• WRITTEN REQUEST
Reproduce all of the data exactly, with no line skipped.

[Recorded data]
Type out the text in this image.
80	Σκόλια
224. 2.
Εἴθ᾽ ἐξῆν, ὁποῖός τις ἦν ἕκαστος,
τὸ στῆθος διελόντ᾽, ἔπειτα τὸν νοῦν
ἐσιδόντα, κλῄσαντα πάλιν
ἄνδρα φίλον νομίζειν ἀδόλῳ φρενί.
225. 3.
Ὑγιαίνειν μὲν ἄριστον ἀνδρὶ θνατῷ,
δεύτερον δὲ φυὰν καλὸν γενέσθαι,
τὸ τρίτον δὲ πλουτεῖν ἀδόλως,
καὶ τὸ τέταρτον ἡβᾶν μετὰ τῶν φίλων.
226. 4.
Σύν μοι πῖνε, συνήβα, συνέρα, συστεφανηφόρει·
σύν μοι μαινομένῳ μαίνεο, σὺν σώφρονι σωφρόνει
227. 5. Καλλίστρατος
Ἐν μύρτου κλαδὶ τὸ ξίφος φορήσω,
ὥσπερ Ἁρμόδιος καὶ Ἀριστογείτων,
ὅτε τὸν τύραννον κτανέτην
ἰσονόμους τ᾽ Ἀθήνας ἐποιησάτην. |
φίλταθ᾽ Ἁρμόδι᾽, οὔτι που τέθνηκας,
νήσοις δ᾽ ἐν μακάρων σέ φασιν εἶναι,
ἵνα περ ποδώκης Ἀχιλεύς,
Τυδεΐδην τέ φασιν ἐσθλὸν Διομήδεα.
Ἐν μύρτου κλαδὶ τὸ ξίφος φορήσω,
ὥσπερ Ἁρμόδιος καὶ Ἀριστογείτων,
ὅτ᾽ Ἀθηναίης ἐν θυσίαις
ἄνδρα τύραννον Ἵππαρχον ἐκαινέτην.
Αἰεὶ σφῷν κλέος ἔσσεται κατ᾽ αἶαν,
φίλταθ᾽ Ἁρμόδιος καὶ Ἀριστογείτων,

• COMPLETED TASK
Type out the text in this image.
80	Σκόλια
224. 2.
Εἴθ᾽ ἐξῆν, ὁποῖός τις ἦν ἕκαστος,
τὸ στῆθος διελόντ᾽, ἔπειτα τὸν νοῦν
ἐσιδόντα, κλῄσαντα πάλιν
ἄνδρα φίλον νομίζειν ἀδόλῳ φρενί.
225. 3.
Ὑγιαίνειν μὲν ἄριστον ἀνδρὶ θνατῷ,
δεύτερον δὲ φυὰν καλὸν γενέσθαι,
τὸ τρίτον δὲ πλουτεῖν ἀδόλως,
καὶ τὸ τέταρτον ἡβᾶν μετὰ τῶν φίλων.
226. 4.
Σύν μοι πῖνε, συνήβα, συνέρα, συστεφανηφόρει·
σύν μοι μαινομένῳ μαίνεο, σὺν σώφρονι σωφρόνει
227. 5. Καλλίστρατος
Ἐν μύρτου κλαδὶ τὸ ξίφος φορήσω,
ὥσπερ Ἁρμόδιος καὶ Ἀριστογείτων,
ὅτε τὸν τύραννον κτανέτην
ἰσονόμους τ᾽ Ἀθήνας ἐποιησάτην. |
φίλταθ᾽ Ἁρμόδι᾽, οὔτι που τέθνηκας,
νήσοις δ᾽ ἐν μακάρων σέ φασιν εἶναι,
ἵνα περ ποδώκης Ἀχιλεύς,
Τυδεΐδην τέ φασιν ἐσθλὸν Διομήδεα.
Ἐν μύρτου κλαδὶ τὸ ξίφος φορήσω,
ὥσπερ Ἁρμόδιος καὶ Ἀριστογείτων,
ὅτ᾽ Ἀθηναίης ἐν θυσίαις
ἄνδρα τύραννον Ἵππαρχον ἐκαινέτην.
Αἰεὶ σφῷν κλέος ἔσσεται κατ᾽ αἶαν,
φίλταθ᾽ Ἁρμόδιος καὶ Ἀριστογείτων,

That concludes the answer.